[THE REQUEST] Below is a listing; write it out exactly and drop any images from it.

— START —

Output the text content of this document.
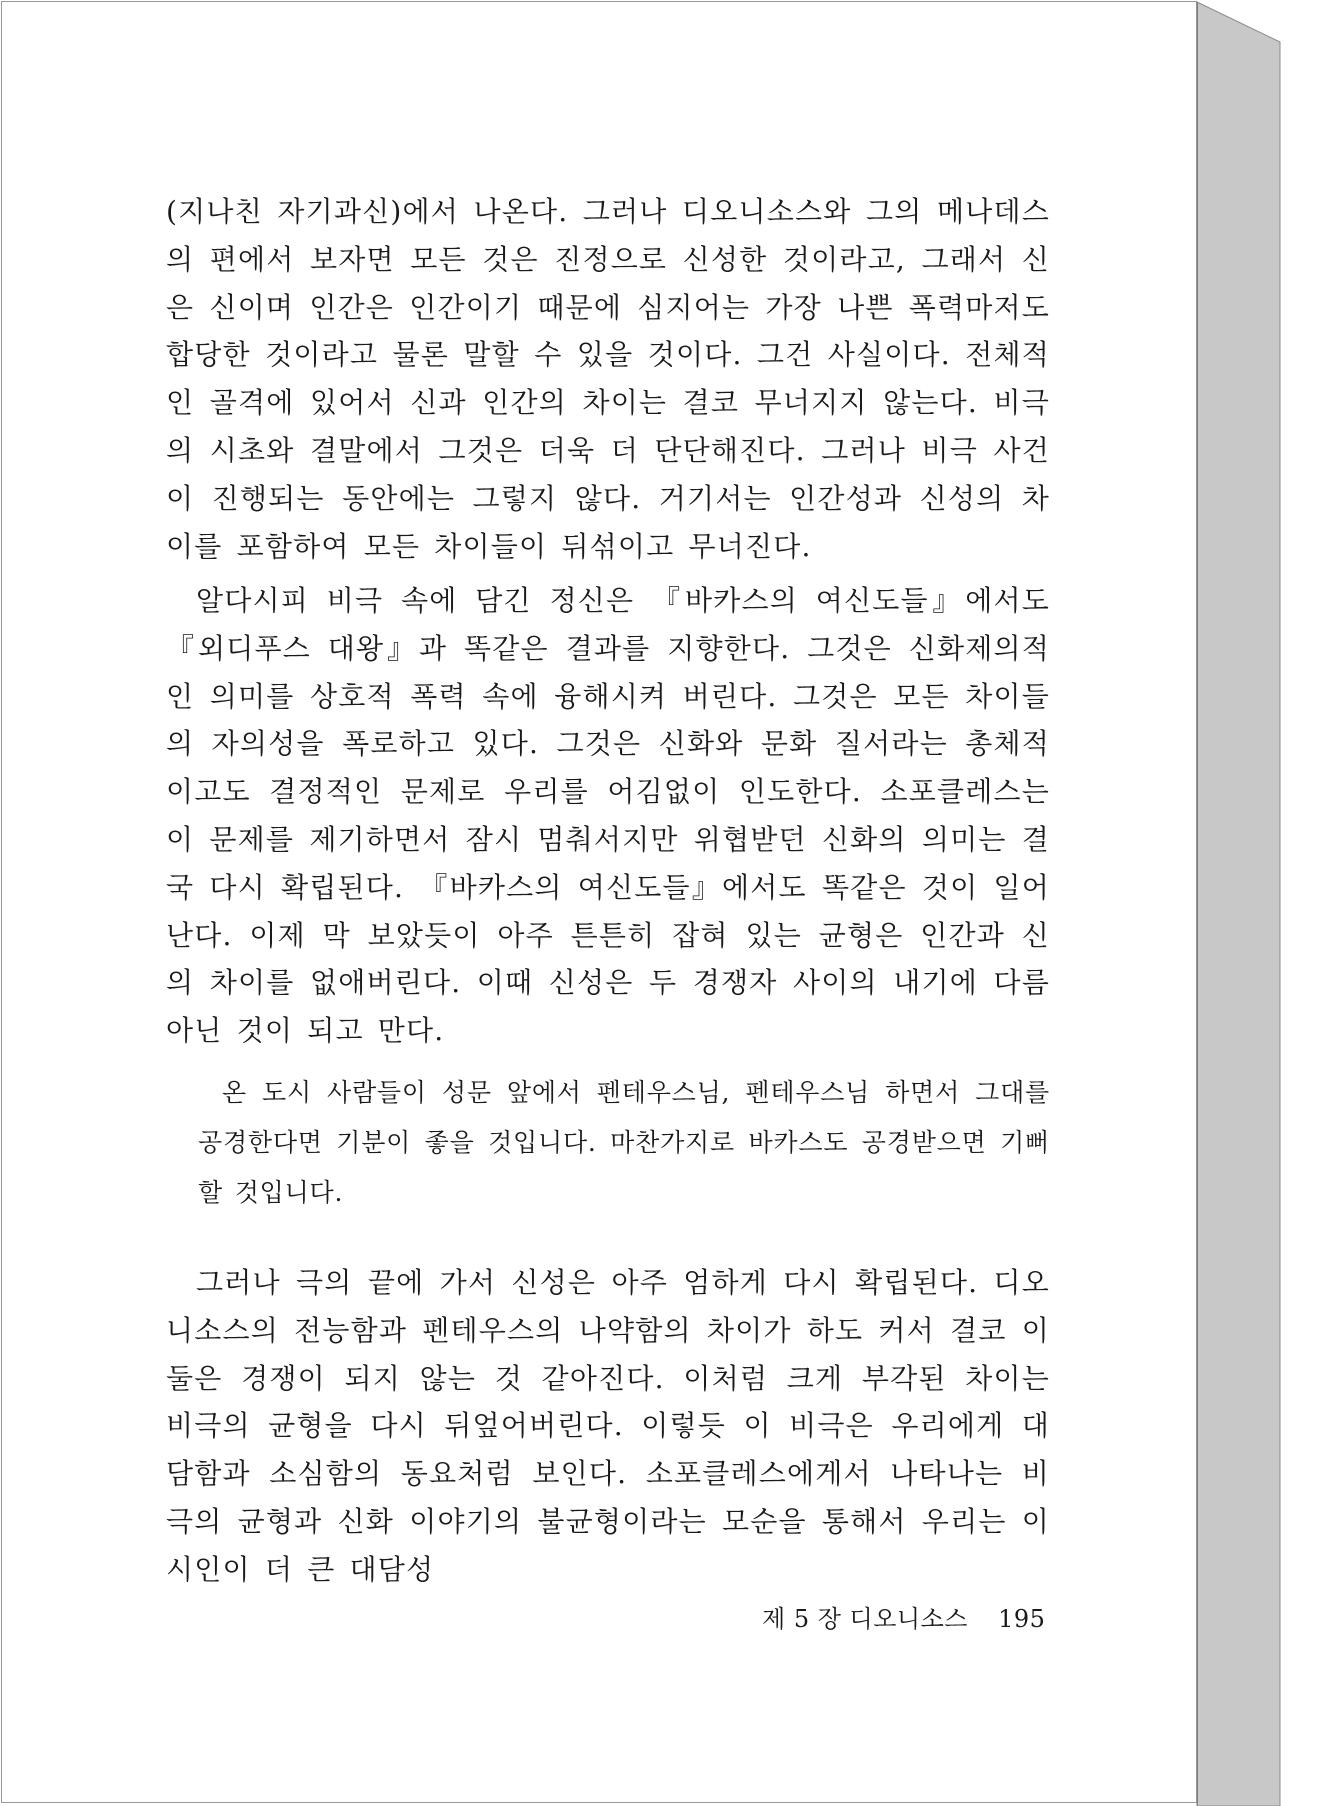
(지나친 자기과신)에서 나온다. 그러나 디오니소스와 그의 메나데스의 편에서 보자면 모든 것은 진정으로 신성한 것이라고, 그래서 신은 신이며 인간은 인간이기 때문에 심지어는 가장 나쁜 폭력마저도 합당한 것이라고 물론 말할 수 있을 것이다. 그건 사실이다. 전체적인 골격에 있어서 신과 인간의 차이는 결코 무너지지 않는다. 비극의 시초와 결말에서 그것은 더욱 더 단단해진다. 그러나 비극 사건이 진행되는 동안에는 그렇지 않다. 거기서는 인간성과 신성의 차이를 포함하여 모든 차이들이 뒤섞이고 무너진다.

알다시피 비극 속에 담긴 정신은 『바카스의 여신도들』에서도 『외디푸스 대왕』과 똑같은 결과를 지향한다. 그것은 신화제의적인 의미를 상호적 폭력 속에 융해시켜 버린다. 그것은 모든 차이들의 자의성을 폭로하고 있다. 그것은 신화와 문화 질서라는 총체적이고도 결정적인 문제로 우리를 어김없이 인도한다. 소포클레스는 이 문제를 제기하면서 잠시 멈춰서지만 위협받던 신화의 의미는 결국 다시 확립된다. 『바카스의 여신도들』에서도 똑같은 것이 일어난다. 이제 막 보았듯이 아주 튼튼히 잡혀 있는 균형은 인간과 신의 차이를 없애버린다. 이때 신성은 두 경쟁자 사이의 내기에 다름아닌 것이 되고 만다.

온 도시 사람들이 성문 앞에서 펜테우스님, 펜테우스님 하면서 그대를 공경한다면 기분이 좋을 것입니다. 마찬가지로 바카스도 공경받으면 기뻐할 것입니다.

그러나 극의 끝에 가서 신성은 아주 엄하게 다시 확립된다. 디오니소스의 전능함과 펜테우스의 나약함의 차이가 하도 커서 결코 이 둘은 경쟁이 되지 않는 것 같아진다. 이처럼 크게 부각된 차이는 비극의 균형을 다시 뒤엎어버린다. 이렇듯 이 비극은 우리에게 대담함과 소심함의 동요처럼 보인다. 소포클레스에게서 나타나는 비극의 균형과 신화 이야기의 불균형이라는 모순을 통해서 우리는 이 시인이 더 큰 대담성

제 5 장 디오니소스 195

— END —

[OUTPUT]
Output the text content of this document.
(지나친 자기과신)에서 나온다. 그러나 디오니소스와 그의 메나데스의 편에서 보자면 모든 것은 진정으로 신성한 것이라고, 그래서 신은 신이며 인간은 인간이기 때문에 심지어는 가장 나쁜 폭력마저도 합당한 것이라고 물론 말할 수 있을 것이다. 그건 사실이다. 전체적인 골격에 있어서 신과 인간의 차이는 결코 무너지지 않는다. 비극의 시초와 결말에서 그것은 더욱 더 단단해진다. 그러나 비극 사건이 진행되는 동안에는 그렇지 않다. 거기서는 인간성과 신성의 차이를 포함하여 모든 차이들이 뒤섞이고 무너진다.

알다시피 비극 속에 담긴 정신은 『바카스의 여신도들』에서도 『외디푸스 대왕』과 똑같은 결과를 지향한다. 그것은 신화제의적인 의미를 상호적 폭력 속에 융해시켜 버린다. 그것은 모든 차이들의 자의성을 폭로하고 있다. 그것은 신화와 문화 질서라는 총체적이고도 결정적인 문제로 우리를 어김없이 인도한다. 소포클레스는 이 문제를 제기하면서 잠시 멈춰서지만 위협받던 신화의 의미는 결국 다시 확립된다. 『바카스의 여신도들』에서도 똑같은 것이 일어난다. 이제 막 보았듯이 아주 튼튼히 잡혀 있는 균형은 인간과 신의 차이를 없애버린다. 이때 신성은 두 경쟁자 사이의 내기에 다름아닌 것이 되고 만다.

온 도시 사람들이 성문 앞에서 펜테우스님, 펜테우스님 하면서 그대를 공경한다면 기분이 좋을 것입니다. 마찬가지로 바카스도 공경받으면 기뻐할 것입니다.

그러나 극의 끝에 가서 신성은 아주 엄하게 다시 확립된다. 디오니소스의 전능함과 펜테우스의 나약함의 차이가 하도 커서 결코 이 둘은 경쟁이 되지 않는 것 같아진다. 이처럼 크게 부각된 차이는 비극의 균형을 다시 뒤엎어버린다. 이렇듯 이 비극은 우리에게 대담함과 소심함의 동요처럼 보인다. 소포클레스에게서 나타나는 비극의 균형과 신화 이야기의 불균형이라는 모순을 통해서 우리는 이 시인이 더 큰 대담성

제 5 장 디오니소스 195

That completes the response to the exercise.